[begin Data to process]

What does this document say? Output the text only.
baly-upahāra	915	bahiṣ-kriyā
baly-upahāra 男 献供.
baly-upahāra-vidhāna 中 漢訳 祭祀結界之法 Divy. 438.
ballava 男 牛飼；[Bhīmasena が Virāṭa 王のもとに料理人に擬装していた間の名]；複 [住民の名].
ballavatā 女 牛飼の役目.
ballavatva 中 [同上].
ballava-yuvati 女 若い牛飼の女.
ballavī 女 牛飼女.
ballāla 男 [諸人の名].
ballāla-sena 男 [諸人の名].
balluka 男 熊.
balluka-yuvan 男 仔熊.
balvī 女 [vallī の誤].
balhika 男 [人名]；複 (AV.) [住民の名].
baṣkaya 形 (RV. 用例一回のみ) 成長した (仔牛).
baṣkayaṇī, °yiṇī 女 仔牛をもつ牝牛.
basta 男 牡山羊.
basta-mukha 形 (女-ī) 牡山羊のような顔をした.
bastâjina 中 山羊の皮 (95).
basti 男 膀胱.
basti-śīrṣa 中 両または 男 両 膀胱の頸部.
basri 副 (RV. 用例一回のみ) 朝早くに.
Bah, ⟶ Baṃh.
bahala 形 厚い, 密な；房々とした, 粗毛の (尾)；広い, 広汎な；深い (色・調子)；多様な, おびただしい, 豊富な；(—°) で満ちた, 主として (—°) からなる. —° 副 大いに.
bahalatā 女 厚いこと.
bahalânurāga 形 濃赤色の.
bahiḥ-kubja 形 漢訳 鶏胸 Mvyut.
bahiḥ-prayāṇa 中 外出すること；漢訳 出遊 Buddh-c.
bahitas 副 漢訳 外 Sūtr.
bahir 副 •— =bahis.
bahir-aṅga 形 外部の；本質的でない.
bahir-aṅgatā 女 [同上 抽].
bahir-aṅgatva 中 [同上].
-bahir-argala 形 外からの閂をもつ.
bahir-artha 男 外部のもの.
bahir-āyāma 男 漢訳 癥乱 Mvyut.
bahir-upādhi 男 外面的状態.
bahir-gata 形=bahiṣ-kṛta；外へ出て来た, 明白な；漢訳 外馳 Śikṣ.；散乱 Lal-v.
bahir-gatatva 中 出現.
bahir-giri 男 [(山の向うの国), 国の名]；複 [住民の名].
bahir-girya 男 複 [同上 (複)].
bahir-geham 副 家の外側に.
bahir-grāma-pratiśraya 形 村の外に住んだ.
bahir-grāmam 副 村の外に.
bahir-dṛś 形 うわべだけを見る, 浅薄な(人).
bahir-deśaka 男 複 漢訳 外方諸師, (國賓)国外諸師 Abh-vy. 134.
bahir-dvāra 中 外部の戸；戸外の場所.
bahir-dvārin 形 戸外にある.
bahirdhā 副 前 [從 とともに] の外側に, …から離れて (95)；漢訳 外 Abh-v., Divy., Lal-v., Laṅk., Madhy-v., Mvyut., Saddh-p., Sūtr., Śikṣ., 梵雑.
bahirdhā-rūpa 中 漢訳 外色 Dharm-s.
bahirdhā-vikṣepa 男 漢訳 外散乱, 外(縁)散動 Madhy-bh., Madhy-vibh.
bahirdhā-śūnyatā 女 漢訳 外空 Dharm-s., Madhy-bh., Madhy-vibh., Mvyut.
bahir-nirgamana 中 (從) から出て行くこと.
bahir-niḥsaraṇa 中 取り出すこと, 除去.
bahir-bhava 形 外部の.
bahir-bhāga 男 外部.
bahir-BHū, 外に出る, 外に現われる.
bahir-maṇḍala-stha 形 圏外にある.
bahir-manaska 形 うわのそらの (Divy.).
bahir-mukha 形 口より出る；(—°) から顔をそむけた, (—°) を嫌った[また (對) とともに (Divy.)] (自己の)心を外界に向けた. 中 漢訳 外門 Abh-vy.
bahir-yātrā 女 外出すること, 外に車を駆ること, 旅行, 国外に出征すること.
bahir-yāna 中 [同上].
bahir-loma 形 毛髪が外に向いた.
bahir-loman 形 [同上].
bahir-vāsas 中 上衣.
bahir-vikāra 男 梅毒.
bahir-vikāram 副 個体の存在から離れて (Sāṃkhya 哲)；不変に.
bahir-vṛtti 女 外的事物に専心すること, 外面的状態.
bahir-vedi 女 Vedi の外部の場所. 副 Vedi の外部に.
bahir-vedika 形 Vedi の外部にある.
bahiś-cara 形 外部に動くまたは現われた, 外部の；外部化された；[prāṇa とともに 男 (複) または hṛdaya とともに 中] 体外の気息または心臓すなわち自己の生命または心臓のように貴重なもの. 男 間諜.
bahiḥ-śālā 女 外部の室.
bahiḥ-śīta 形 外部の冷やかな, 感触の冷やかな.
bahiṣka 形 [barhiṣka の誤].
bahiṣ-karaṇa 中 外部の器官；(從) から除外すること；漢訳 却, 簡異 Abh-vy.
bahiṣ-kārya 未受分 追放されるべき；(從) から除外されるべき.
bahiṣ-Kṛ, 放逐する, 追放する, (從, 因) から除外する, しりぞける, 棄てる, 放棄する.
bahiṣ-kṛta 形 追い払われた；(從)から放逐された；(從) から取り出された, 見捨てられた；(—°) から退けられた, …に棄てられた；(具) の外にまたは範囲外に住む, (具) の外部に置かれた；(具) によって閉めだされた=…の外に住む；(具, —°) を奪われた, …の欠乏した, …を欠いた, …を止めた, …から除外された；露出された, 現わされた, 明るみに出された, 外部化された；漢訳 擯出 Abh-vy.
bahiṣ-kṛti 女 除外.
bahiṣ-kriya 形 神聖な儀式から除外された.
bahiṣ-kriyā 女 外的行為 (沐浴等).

[end Data to process]

**Problem description:** Isolate the lines above that contain the word "basti" and copy them.

**Reply:**
basti 男 膀胱.
basti-śīrṣa 中 両または 男 両 膀胱の頸部.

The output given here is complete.